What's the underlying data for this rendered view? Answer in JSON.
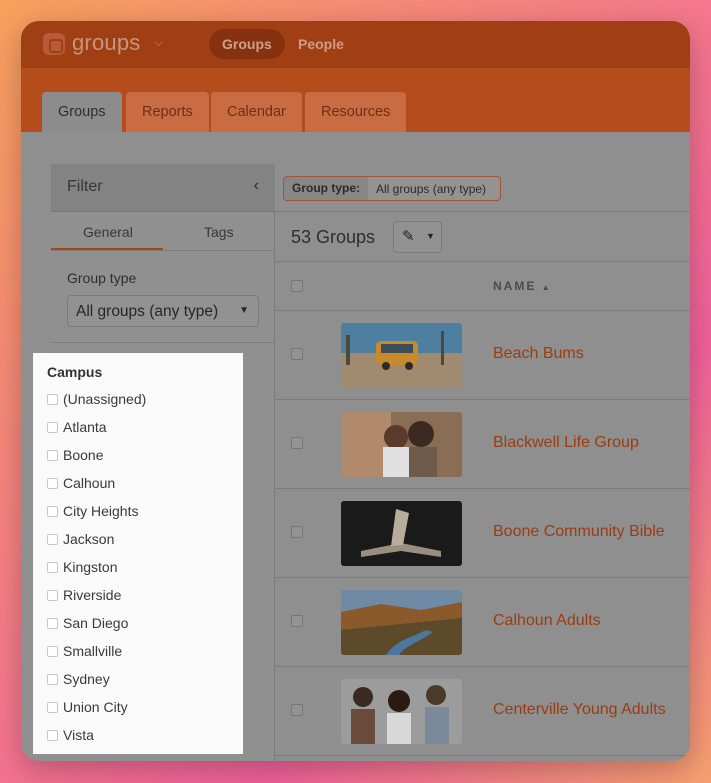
{
  "app": {
    "name": "groups"
  },
  "topnav": {
    "items": [
      {
        "label": "Groups",
        "active": true
      },
      {
        "label": "People",
        "active": false
      }
    ]
  },
  "tabs": [
    {
      "label": "Groups",
      "active": true
    },
    {
      "label": "Reports",
      "active": false
    },
    {
      "label": "Calendar",
      "active": false
    },
    {
      "label": "Resources",
      "active": false
    }
  ],
  "filter": {
    "title": "Filter",
    "collapse_icon": "chevron-left-icon",
    "subtabs": [
      {
        "label": "General",
        "active": true
      },
      {
        "label": "Tags",
        "active": false
      }
    ],
    "group_type_label": "Group type",
    "group_type_value": "All groups (any type)"
  },
  "campus": {
    "title": "Campus",
    "options": [
      "(Unassigned)",
      "Atlanta",
      "Boone",
      "Calhoun",
      "City Heights",
      "Jackson",
      "Kingston",
      "Riverside",
      "San Diego",
      "Smallville",
      "Sydney",
      "Union City",
      "Vista"
    ]
  },
  "active_filter": {
    "key": "Group type:",
    "value": "All groups (any type)"
  },
  "results": {
    "count_label": "53 Groups"
  },
  "table": {
    "name_header": "NAME",
    "sort_icon": "sort-ascending-icon",
    "rows": [
      {
        "name": "Beach Bums"
      },
      {
        "name": "Blackwell Life Group"
      },
      {
        "name": "Boone Community Bible"
      },
      {
        "name": "Calhoun Adults"
      },
      {
        "name": "Centerville Young Adults"
      }
    ]
  },
  "colors": {
    "accent": "#a13f14",
    "highlight_panel": "#fafafa",
    "overlay": "#8f8f8f"
  }
}
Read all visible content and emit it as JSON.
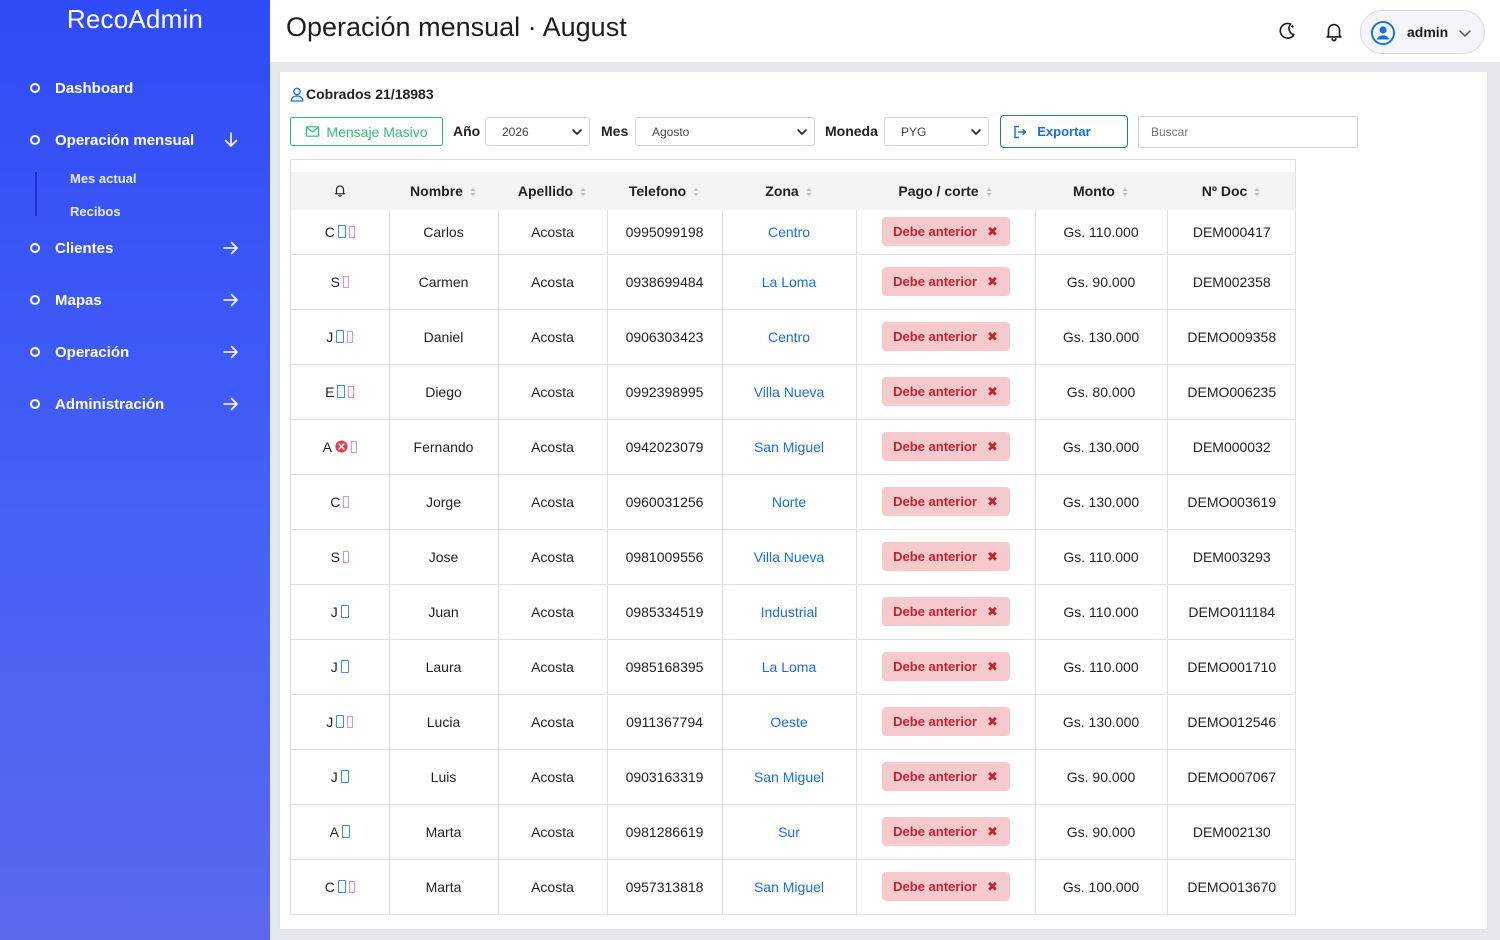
{
  "sidebar": {
    "brand": "RecoAdmin",
    "items": [
      {
        "label": "Dashboard",
        "arrow": "none"
      },
      {
        "label": "Operación mensual",
        "arrow": "down"
      },
      {
        "label": "Clientes",
        "arrow": "right"
      },
      {
        "label": "Mapas",
        "arrow": "right"
      },
      {
        "label": "Operación",
        "arrow": "right"
      },
      {
        "label": "Administración",
        "arrow": "right"
      }
    ],
    "subitems": [
      {
        "label": "Mes actual"
      },
      {
        "label": "Recibos"
      }
    ]
  },
  "header": {
    "title": "Operación mensual · August",
    "user": "admin"
  },
  "toolbar": {
    "cobrados": "Cobrados 21/18983",
    "mensaje_masivo": "Mensaje Masivo",
    "anio_label": "Año",
    "anio_value": "2026",
    "mes_label": "Mes",
    "mes_value": "Agosto",
    "moneda_label": "Moneda",
    "moneda_value": "PYG",
    "exportar": "Exportar",
    "search_placeholder": "Buscar"
  },
  "table": {
    "columns": [
      "Nombre",
      "Apellido",
      "Telefono",
      "Zona",
      "Pago / corte",
      "Monto",
      "Nº Doc"
    ],
    "rows": [
      {
        "initial": "C",
        "icons": [
          "box",
          "pink"
        ],
        "nombre": "Carlos",
        "apellido": "Acosta",
        "telefono": "0995099198",
        "zona": "Centro",
        "pago": "Debe anterior",
        "monto": "Gs. 110.000",
        "doc": "DEM000417"
      },
      {
        "initial": "S",
        "icons": [
          "pink"
        ],
        "nombre": "Carmen",
        "apellido": "Acosta",
        "telefono": "0938699484",
        "zona": "La Loma",
        "pago": "Debe anterior",
        "monto": "Gs. 90.000",
        "doc": "DEM002358"
      },
      {
        "initial": "J",
        "icons": [
          "box",
          "pink"
        ],
        "nombre": "Daniel",
        "apellido": "Acosta",
        "telefono": "0906303423",
        "zona": "Centro",
        "pago": "Debe anterior",
        "monto": "Gs. 130.000",
        "doc": "DEMO009358"
      },
      {
        "initial": "E",
        "icons": [
          "box",
          "pink"
        ],
        "nombre": "Diego",
        "apellido": "Acosta",
        "telefono": "0992398995",
        "zona": "Villa Nueva",
        "pago": "Debe anterior",
        "monto": "Gs. 80.000",
        "doc": "DEMO006235"
      },
      {
        "initial": "A",
        "icons": [
          "red",
          "pink"
        ],
        "nombre": "Fernando",
        "apellido": "Acosta",
        "telefono": "0942023079",
        "zona": "San Miguel",
        "pago": "Debe anterior",
        "monto": "Gs. 130.000",
        "doc": "DEM000032"
      },
      {
        "initial": "C",
        "icons": [
          "pink"
        ],
        "nombre": "Jorge",
        "apellido": "Acosta",
        "telefono": "0960031256",
        "zona": "Norte",
        "pago": "Debe anterior",
        "monto": "Gs. 130.000",
        "doc": "DEMO003619"
      },
      {
        "initial": "S",
        "icons": [
          "pink"
        ],
        "nombre": "Jose",
        "apellido": "Acosta",
        "telefono": "0981009556",
        "zona": "Villa Nueva",
        "pago": "Debe anterior",
        "monto": "Gs. 110.000",
        "doc": "DEM003293"
      },
      {
        "initial": "J",
        "icons": [
          "box"
        ],
        "nombre": "Juan",
        "apellido": "Acosta",
        "telefono": "0985334519",
        "zona": "Industrial",
        "pago": "Debe anterior",
        "monto": "Gs. 110.000",
        "doc": "DEMO011184"
      },
      {
        "initial": "J",
        "icons": [
          "box"
        ],
        "nombre": "Laura",
        "apellido": "Acosta",
        "telefono": "0985168395",
        "zona": "La Loma",
        "pago": "Debe anterior",
        "monto": "Gs. 110.000",
        "doc": "DEMO001710"
      },
      {
        "initial": "J",
        "icons": [
          "box",
          "pink"
        ],
        "nombre": "Lucia",
        "apellido": "Acosta",
        "telefono": "0911367794",
        "zona": "Oeste",
        "pago": "Debe anterior",
        "monto": "Gs. 130.000",
        "doc": "DEMO012546"
      },
      {
        "initial": "J",
        "icons": [
          "box"
        ],
        "nombre": "Luis",
        "apellido": "Acosta",
        "telefono": "0903163319",
        "zona": "San Miguel",
        "pago": "Debe anterior",
        "monto": "Gs. 90.000",
        "doc": "DEMO007067"
      },
      {
        "initial": "A",
        "icons": [
          "box"
        ],
        "nombre": "Marta",
        "apellido": "Acosta",
        "telefono": "0981286619",
        "zona": "Sur",
        "pago": "Debe anterior",
        "monto": "Gs. 90.000",
        "doc": "DEM002130"
      },
      {
        "initial": "C",
        "icons": [
          "box",
          "pink"
        ],
        "nombre": "Marta",
        "apellido": "Acosta",
        "telefono": "0957313818",
        "zona": "San Miguel",
        "pago": "Debe anterior",
        "monto": "Gs. 100.000",
        "doc": "DEMO013670"
      }
    ]
  },
  "colors": {
    "accent": "#2f4bf7",
    "success": "#2fbf71",
    "primary": "#1a6fd8",
    "danger_bg": "#f6c9cc",
    "danger_text": "#c3232f"
  }
}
--*--
• WHAT YOU ARE ASKED TO DO: Track down every line with the word "title" and copy it.

• IN RESPONSE:
    "title": "Filter",
    "title": "Campus",
    "title": "Operación mensual · August",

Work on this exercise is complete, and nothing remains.